These and other aspects of the invention will be apparent from and elucidated with reference to the embodiments described hereinafter.

Brief Description of the Figures

Figs. 1A and IB schematically show block diagrams of alternative network architectures for a metaverse implementation in a cellular network;

Fig. 2 schematically shows a state diagram representing the operation of an exemplary system implementing a metaverse application;

Fig. 3 schematically shows an exemplary metaverse implementation;

Fig. 4 represents a Metaverse system in accordance with an embodiment of the invention;

Fig. 5 represents a Metaverse system implemented within a network;

Fig. 6 represents schematically a system in accordance with a further embodiment of the invention;

Fig. 7 represents schematically a system in accordance with a further embodiment of the invention;

Fig. 8 represents schematically a variant of an embodiment of the invention;

Fig. 9A-D represent schematically a system in accordance with a further embodiment of the invention;

Fig. 10 represents schematically a system in accordance with a further embodiment of the invention;

Fig. 11 represents schematically a system in which the previous embodiments may be implemented; and

Fig. 12 represents an exemplary use case for the application of the embodiments.

Detailed description of the invention Embodiments of the present invention are now described based on a cellular communication network environment, such as 5G. However, the present invention may also be used in connection with other wireless technologies in which Tl or metaverse applications are provided or can be introduced. The present invention may also be applicable to other applications such as video streaming services, video broadcasting services, or data storage.

Throughout the present disclosure, the abbreviation "gNB" (5G terminology) or "BS" (base station) is intended to mean a wireless access device such as a cellular base station or a WiFi access point or a ultrawide band (UWB) personal area network (PAN) coordinator. The gNB may consist of a centralized control plane unit (gNB-CU-CP), multiple centralized user plane units (gNB-CU- UPs) and/or multiple distributed units (gNB-DUs). The gNB is part of a radio access network (RAN), which provides an interface to functions in the core network (CN). The RAN is part of a wireless communication network. It implements a radio access technology (RAT). Conceptually, it resides between a communication device such as a mobile phone, a computer, or any remotely controlled machine and provides connection with its CN. The CN is the communication network's core part, which offers numerous services to customers who are interconnected via the RAN. More specifically, it directs communication streams over the communication network and possibly other networks.

Furthermore, the terms "base station" (BS) and "network" may be used as synonyms in this disclosure. This means for example that when it is written that the "network" performs a certain operation it may be performed by a CN function of a wireless communication network, or by one or more base stations that are part of such a wireless communication network, and vice versa. It can also mean that part of the functionality is performed by a CN function of the wireless communication network and part of the functionality by the base station.

Moreover, the term "metaverse" is understood as referring to a persistent shared set of interactable spaces, within which users may interact with one another alongside mutually perceived virtual features (i.e., augmented reality (AR)) or where those spaces are entirely composed of virtual features (i.e., virtual reality (VR)). VR and AR may generally be referred to as "mixed reality" (MR).

----

Reproduce the passage on metaverse networks from "Fig. 7 represents" up to and including "of the embodiments.". Base your answers only on the passage on metaverse networks.

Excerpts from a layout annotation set

----

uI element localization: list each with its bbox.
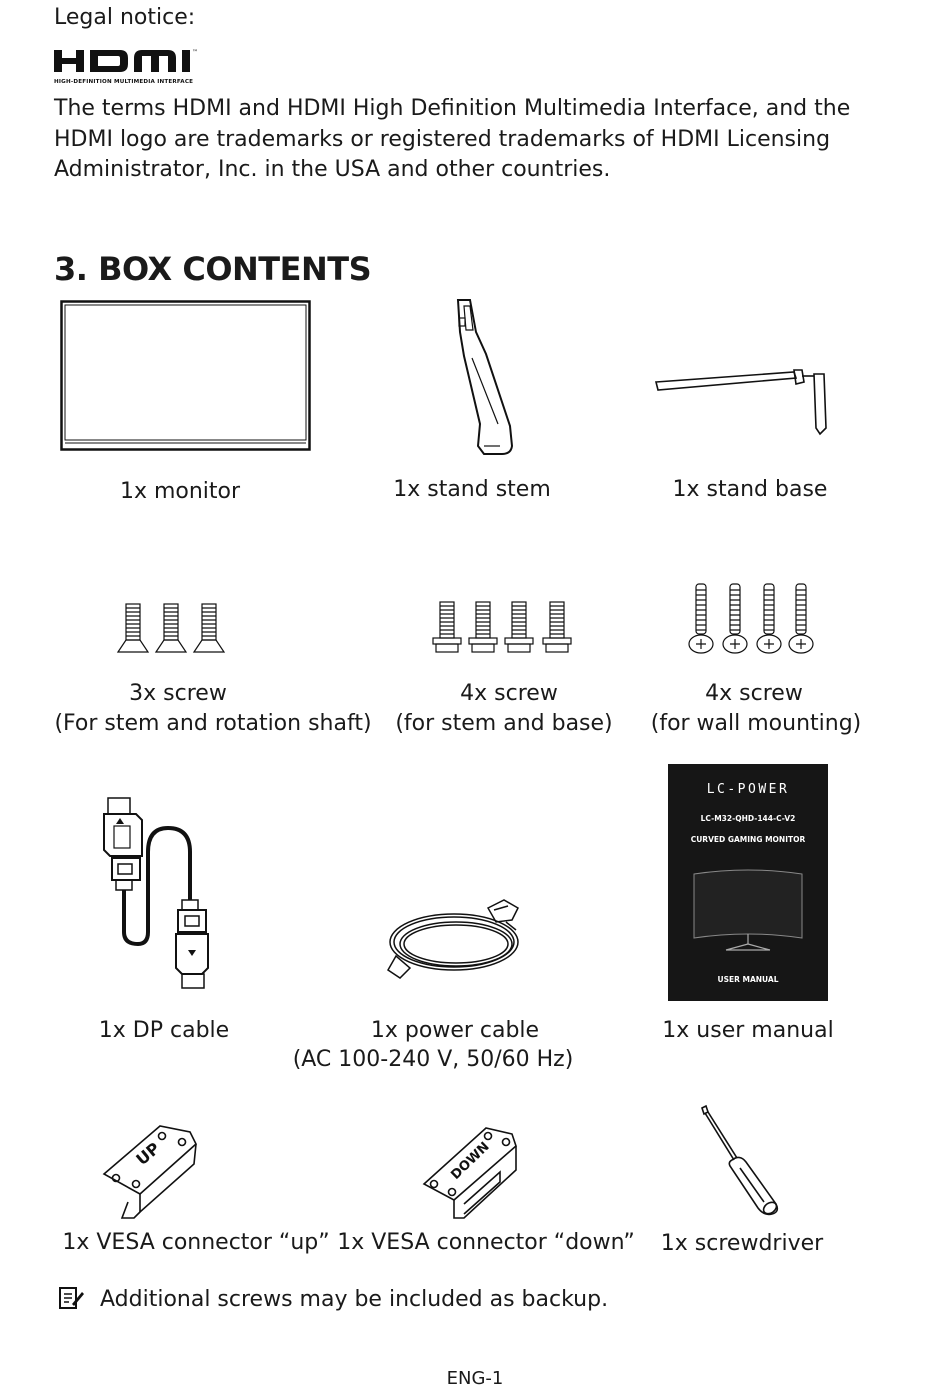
flange-screws-illustration: [430, 600, 580, 658]
caption-screw-wall-qty: 4x screw: [705, 681, 803, 706]
hdmi-tm: ™: [192, 49, 198, 56]
countersunk-screws-illustration: [116, 600, 228, 658]
manual-brand-logo: LC-POWER: [706, 782, 790, 797]
caption-screw-base-purpose: (for stem and base): [395, 711, 613, 736]
page-number: ENG-1: [446, 1368, 504, 1389]
manual-product-type: CURVED GAMING MONITOR: [690, 835, 806, 844]
caption-power-cable-spec: (AC 100-240 V, 50/60 Hz): [292, 1047, 574, 1072]
vesa-connector-down-illustration: [420, 1124, 520, 1224]
wall-mount-screws-illustration: [686, 582, 816, 658]
dp-cable-illustration: [98, 792, 218, 982]
backup-screws-note: Additional screws may be included as backup.: [100, 1287, 609, 1312]
caption-monitor: 1x monitor: [119, 479, 241, 504]
caption-dp-cable: 1x DP cable: [98, 1018, 230, 1043]
note-icon: [58, 1286, 86, 1312]
caption-stand-stem: 1x stand stem: [393, 477, 551, 502]
power-cable-illustration: [384, 894, 534, 984]
legal-notice-title: Legal notice:: [54, 5, 196, 30]
legal-notice-text: The terms HDMI and HDMI High Definition Multimedia Interface, and the HDMI logo are trademarks or registered trademarks of HDMI Licensing Administrator, Inc. in the USA and other countries.: [54, 96, 851, 182]
caption-screw-stem-purpose: (For stem and rotation shaft): [54, 711, 372, 736]
caption-user-manual: 1x user manual: [662, 1018, 834, 1043]
hdmi-logo-subtitle: HIGH-DEFINITION MULTIMEDIA INTERFACE: [54, 79, 194, 85]
manual-monitor-image: [690, 868, 806, 952]
stand-stem-illustration: [440, 296, 520, 461]
vesa-down-label: DOWN: [448, 1139, 493, 1183]
caption-screwdriver: 1x screwdriver: [660, 1231, 824, 1256]
vesa-up-label: UP: [132, 1138, 164, 1170]
caption-screw-stem-qty: 3x screw: [129, 681, 227, 706]
section-title: 3. BOX CONTENTS: [54, 250, 372, 288]
caption-screw-wall-purpose: (for wall mounting): [650, 711, 862, 736]
caption-vesa-down: 1x VESA connector “down”: [337, 1230, 635, 1255]
screwdriver-illustration: [696, 1104, 786, 1216]
user-manual-cover: [668, 764, 828, 1001]
manual-label: USER MANUAL: [717, 975, 779, 984]
monitor-illustration: [60, 300, 312, 452]
caption-power-cable: 1x power cable: [370, 1018, 540, 1043]
caption-vesa-up: 1x VESA connector “up”: [62, 1230, 330, 1255]
vesa-connector-up-illustration: [100, 1122, 212, 1220]
manual-model: LC-M32-QHD-144-C-V2: [700, 814, 796, 823]
stand-base-illustration: [654, 368, 829, 436]
caption-stand-base: 1x stand base: [672, 477, 828, 502]
hdmi-logo: [52, 46, 222, 88]
caption-screw-base-qty: 4x screw: [460, 681, 558, 706]
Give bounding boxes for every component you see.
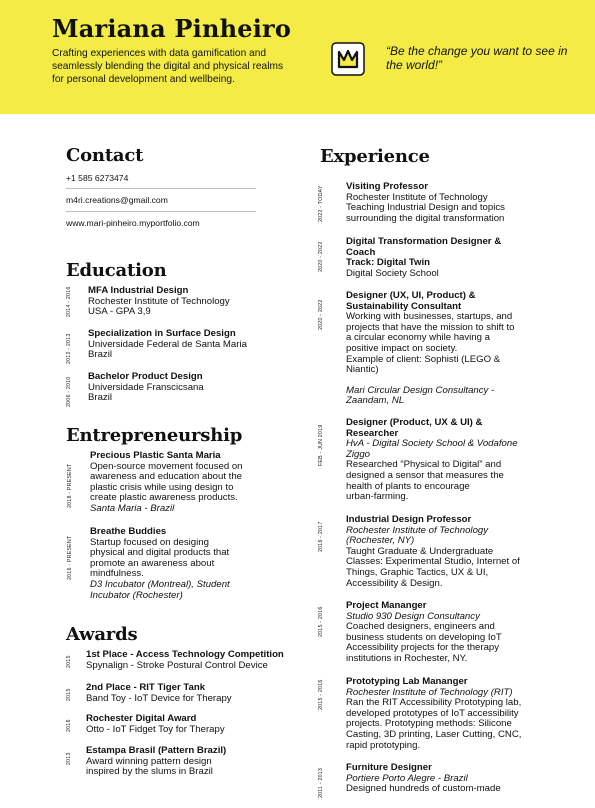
education-detail: USA - GPA 3,9: [88, 306, 151, 318]
job-desc: Accessibility & Design.: [346, 577, 443, 589]
job-item: [346, 677, 586, 751]
venture-title: Breathe Buddies: [90, 526, 167, 537]
motto-quote: “Be the change you want to see in the world!”: [386, 44, 568, 72]
job-item: [346, 418, 586, 503]
education-date: 2006 - 2010: [66, 376, 72, 407]
job-date: 2022 - TODAY: [318, 185, 324, 222]
experience-heading: Experience: [320, 146, 430, 167]
job-desc: Example of client: Sophisti (LEGO &: [346, 353, 501, 365]
job-desc: a circular economy while having a: [346, 332, 490, 344]
divider: [66, 188, 256, 189]
divider: [66, 211, 256, 212]
job-item: [346, 601, 586, 665]
job-title: Project Mananger: [346, 600, 427, 611]
education-school: Universidade Federal de Santa Maria: [88, 338, 247, 350]
award-date: 2016: [66, 719, 72, 732]
job-date: 2015 - 2016: [318, 606, 324, 637]
award-project: Spynalign - Stroke Postural Control Device: [86, 659, 268, 671]
job-title: Visiting Professor: [346, 181, 428, 192]
award-date: 2013: [66, 752, 72, 765]
venture-location: Incubator (Rochester): [90, 589, 183, 601]
venture-desc: Startup focused on desiging: [90, 536, 209, 548]
venture-desc: create plastic awareness products.: [90, 492, 238, 504]
venture-desc: plastic crisis while using design to: [90, 481, 234, 493]
job-desc: Niantic): [346, 364, 379, 376]
job-desc: Classes: Experimental Studio, Internet of: [346, 556, 520, 568]
phone-number: +1 585 6273474: [66, 173, 129, 183]
job-desc: health of plants to encourage: [346, 480, 470, 492]
job-desc: designed a sensor that measures the: [346, 469, 504, 481]
job-company: HvA - Digital Society School & Vodafone: [346, 438, 518, 450]
email-link[interactable]: m4ri.creations@gmail.com: [66, 195, 168, 205]
award-title: Rochester Digital Award: [86, 713, 197, 724]
job-item: [346, 763, 586, 795]
job-date: FEB - JUN 2019: [318, 424, 324, 466]
venture-item: [90, 527, 290, 601]
education-item: [88, 372, 288, 404]
job-desc: Coached designers, engineers and: [346, 621, 495, 633]
job-company: Zaandam, NL: [346, 395, 405, 407]
award-project: Award winning pattern design: [86, 755, 212, 767]
job-desc: Things, Graphic Tactics, UX & UI,: [346, 566, 489, 578]
venture-desc: mindfulness.: [90, 568, 144, 580]
venture-date: 2016 - PRESENT: [67, 535, 73, 580]
job-desc: Teaching Industrial Design and topics: [346, 202, 505, 214]
job-date: 2015 - 2016: [318, 679, 324, 710]
venture-date: 2018 - PRESENT: [67, 463, 73, 508]
job-title: Furniture Designer: [346, 762, 432, 773]
award-item: [86, 746, 316, 778]
education-date: 2012 - 2013: [66, 333, 72, 364]
award-project: inspired by the slums in Brazil: [86, 766, 213, 778]
crown-logo-icon: [331, 42, 365, 76]
job-desc: Accessibility projects for the therapy: [346, 642, 500, 654]
award-title: 1st Place - Access Technology Competition: [86, 649, 284, 660]
award-title: Estampa Brasil (Pattern Brazil): [86, 745, 227, 756]
job-desc: Rochester Institute of Technology: [346, 191, 488, 203]
venture-item: [90, 451, 290, 515]
job-title: Designer (UX, UI, Product) &: [346, 290, 476, 301]
person-name: Mariana Pinheiro: [52, 14, 292, 43]
education-school: Rochester Institute of Technology: [88, 295, 230, 307]
job-item: [346, 237, 586, 279]
job-desc: projects that have the mission to shift to: [346, 321, 515, 333]
award-item: [86, 714, 316, 735]
job-desc: Taught Graduate & Undergraduate: [346, 545, 494, 557]
venture-location: D3 Incubator (Montreal), Student: [90, 578, 230, 590]
venture-desc: Open-source movement focused on: [90, 460, 243, 472]
job-title: Sustainability Consultant: [346, 300, 462, 312]
job-desc: Working with businesses, startups, and: [346, 311, 513, 323]
education-heading: Education: [66, 260, 167, 281]
job-company: Studio 930 Design Consultancy: [346, 610, 480, 622]
job-desc: developed prototypes of IoT accessibility: [346, 707, 519, 719]
venture-desc: physical and digital products that: [90, 547, 230, 559]
job-item: [346, 515, 586, 589]
award-date: 2015: [66, 655, 72, 668]
job-item: [346, 291, 586, 407]
job-title: Track: Digital Twin: [346, 257, 431, 269]
job-title: Designer (Product, UX & UI) &: [346, 417, 483, 428]
contact-heading: Contact: [66, 145, 144, 166]
job-desc: Digital Society School: [346, 267, 439, 279]
website-link[interactable]: www.mari-pinheiro.myportfolio.com: [66, 218, 200, 228]
entrepreneurship-heading: Entrepreneurship: [66, 425, 243, 446]
education-degree: MFA Industrial Design: [88, 285, 189, 296]
venture-location: Santa Maria - Brazil: [90, 502, 175, 514]
education-detail: Brazil: [88, 349, 112, 361]
award-title: 2nd Place - RIT Tiger Tank: [86, 682, 206, 693]
award-project: Otto - IoT Fidget Toy for Therapy: [86, 723, 225, 735]
job-company: (Rochester, NY): [346, 535, 415, 547]
job-company: Rochester Institute of Technology (RIT): [346, 686, 513, 698]
education-school: Universidade Franscicsana: [88, 381, 204, 393]
education-degree: Bachelor Product Design: [88, 371, 203, 382]
job-title: Researcher: [346, 427, 399, 439]
award-item: [86, 650, 316, 671]
job-desc: institutions in Rochester, NY.: [346, 652, 468, 664]
job-date: 2020 - 2022: [318, 299, 324, 330]
education-detail: Brazil: [88, 392, 112, 404]
tagline: Crafting experiences with data gamification and seamlessly blending the digital and physical realms for personal development and wellbeing.: [52, 48, 284, 85]
award-project: Band Toy - IoT Device for Therapy: [86, 692, 232, 704]
job-company: Rochester Institute of Technology: [346, 524, 489, 536]
job-title: Industrial Design Professor: [346, 514, 472, 525]
job-company: Mari Circular Design Consultancy -: [346, 384, 495, 396]
job-desc: positive impact on society.: [346, 342, 458, 354]
job-desc: urban-farming.: [346, 491, 409, 503]
job-date: 2011 - 2013: [318, 767, 324, 798]
education-date: 2014 - 2016: [66, 286, 72, 317]
job-title: Digital Transformation Designer &: [346, 236, 502, 247]
job-desc: Designed hundreds of custom-made: [346, 783, 501, 795]
job-desc: Researched “Physical to Digital” and: [346, 459, 502, 471]
job-desc: projects. Prototyping methods: Silicone: [346, 718, 512, 730]
header-banner: [0, 0, 595, 114]
venture-desc: awareness and education about the: [90, 471, 243, 483]
job-title: Prototyping Lab Mananger: [346, 676, 468, 687]
job-item: [346, 182, 586, 224]
job-company: Portiere Porto Alegre - Brazil: [346, 772, 468, 784]
job-company: Ziggo: [346, 448, 370, 460]
award-item: [86, 683, 316, 704]
job-desc: Ran the RIT Accessibility Prototyping lab,: [346, 697, 522, 709]
job-title: Coach: [346, 246, 376, 258]
education-degree: Specialization in Surface Design: [88, 328, 236, 339]
venture-title: Precious Plastic Santa Maria: [90, 450, 221, 461]
job-date: 2020 - 2022: [318, 241, 324, 272]
job-desc: business students on developing IoT: [346, 631, 502, 643]
venture-desc: promote an awareness about: [90, 557, 215, 569]
education-item: [88, 286, 288, 318]
job-desc: Casting, 3D printing, Laser Cutting, CNC,: [346, 728, 522, 740]
job-desc: surrounding the digital transformation: [346, 212, 505, 224]
awards-heading: Awards: [66, 624, 138, 645]
award-date: 2015: [66, 688, 72, 701]
job-desc: rapid prototyping.: [346, 739, 421, 751]
education-item: [88, 329, 288, 361]
job-date: 2016 - 2017: [318, 521, 324, 552]
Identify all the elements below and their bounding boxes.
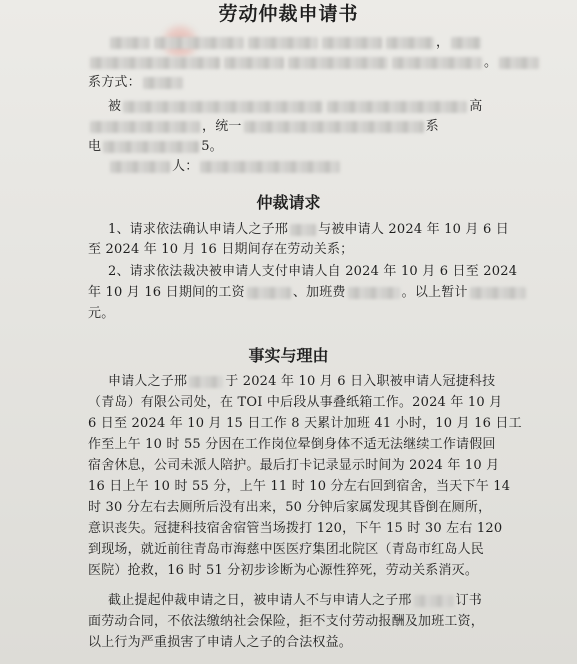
facts-text: 16 日上午 10 时 55 分，上午 11 时 10 分左右回到宿舍，当天下午 14 — [88, 479, 511, 494]
redaction — [189, 376, 223, 388]
respondent-line-3: 电 5。 — [88, 139, 223, 154]
facts-line — [88, 457, 499, 475]
applicant-line-2: 。 — [88, 54, 541, 72]
facts-text: 以上行为严重损害了申请人之子的合法权益。 — [88, 635, 353, 650]
facts-text: 面劳动合同，不依法缴纳社会保险，拒不支付劳动报酬及加班工资， — [88, 614, 485, 629]
facts-text: 订书 — [455, 593, 483, 608]
facts-heading: 事实与理由 — [248, 346, 329, 365]
facts-line — [88, 634, 352, 652]
facts-text: 截止提起仲裁申请之日，被申请人不与申请人之子邢 — [108, 593, 412, 608]
facts-text: 时 30 分左右去厕所后没有出来，50 分钟后家属发现其昏倒在厕所， — [88, 500, 492, 515]
facts-text: 申请人之子邢 — [108, 374, 188, 389]
redaction — [414, 595, 454, 607]
facts-text: 于 2024 年 10 月 6 日入职被申请人冠捷科技 — [225, 374, 496, 389]
facts-text: （青岛）有限公司处，在 TOI 中后段从事叠纸箱工作。2024 年 10 月 — [88, 395, 503, 410]
applicant-line-3: 系方式： — [88, 74, 185, 92]
claim-2-line-2: 年 10 月 16 日期间的工资 、加班费 。以上暂计 — [88, 284, 528, 302]
claims-heading: 仲裁请求 — [256, 193, 321, 212]
facts-line — [108, 373, 495, 391]
facts-text: 6 日至 2024 年 10 月 15 日工作 8 天累计加班 41 小时，10 月 16 日工 — [88, 416, 522, 431]
claim-2-line-1: 2、请求依法裁决被申请人支付申请人自 2024 年 10 月 6 日至 2024 — [108, 264, 518, 279]
claim-1-line-2: 至 2024 年 10 月 16 日期间存在劳动关系； — [88, 242, 354, 257]
facts-line — [88, 478, 510, 496]
facts-line — [88, 499, 491, 517]
facts-line — [88, 562, 478, 580]
facts-text: 意识丧失。冠捷科技宿舍宿管当场拨打 120，下午 15 时 30 左右 120 — [88, 521, 503, 536]
representative-line: 人： — [108, 158, 342, 176]
facts-text: 作至上午 10 时 55 分因在工作岗位晕倒身体不适无法继续工作请假回 — [88, 437, 496, 452]
document-title: 劳动仲裁申请书 — [218, 3, 359, 25]
facts-line — [88, 613, 484, 631]
respondent-line-1: 被 高 — [108, 99, 483, 114]
facts-line — [108, 592, 482, 610]
facts-line — [88, 394, 502, 412]
facts-text: 到现场，就近前往青岛市海慈中医医疗集团北院区（青岛市红岛人民 — [88, 542, 485, 557]
facts-line — [88, 436, 496, 454]
applicant-line-1: ， — [108, 34, 483, 52]
facts-line — [88, 415, 522, 433]
facts-text: 宿舍休息，公司未派人陪护。最后打卡记录显示时间为 2024 年 10 月 — [88, 458, 500, 473]
facts-text: 医院）抢救，16 时 51 分初步诊断为心源性猝死，劳动关系消灭。 — [88, 563, 479, 578]
respondent-line-2: ，统一 系 — [88, 118, 439, 136]
facts-line — [88, 520, 502, 538]
claim-1-line-1: 1、请求依法确认申请人之子邢 与被申请人 2024 年 10 月 6 日 — [108, 222, 509, 237]
claim-2-line-3: 元。 — [88, 306, 115, 321]
facts-line — [88, 541, 484, 559]
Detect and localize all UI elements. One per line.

----

= Task answer =
Fig. 7 represents schematically a system in accordance with a further embodiment of the invention;

Fig. 8 represents schematically a variant of an embodiment of the invention;

Fig. 9A-D represent schematically a system in accordance with a further embodiment of the invention;

Fig. 10 represents schematically a system in accordance with a further embodiment of the invention;

Fig. 11 represents schematically a system in which the previous embodiments may be implemented; and

Fig. 12 represents an exemplary use case for the application of the embodiments.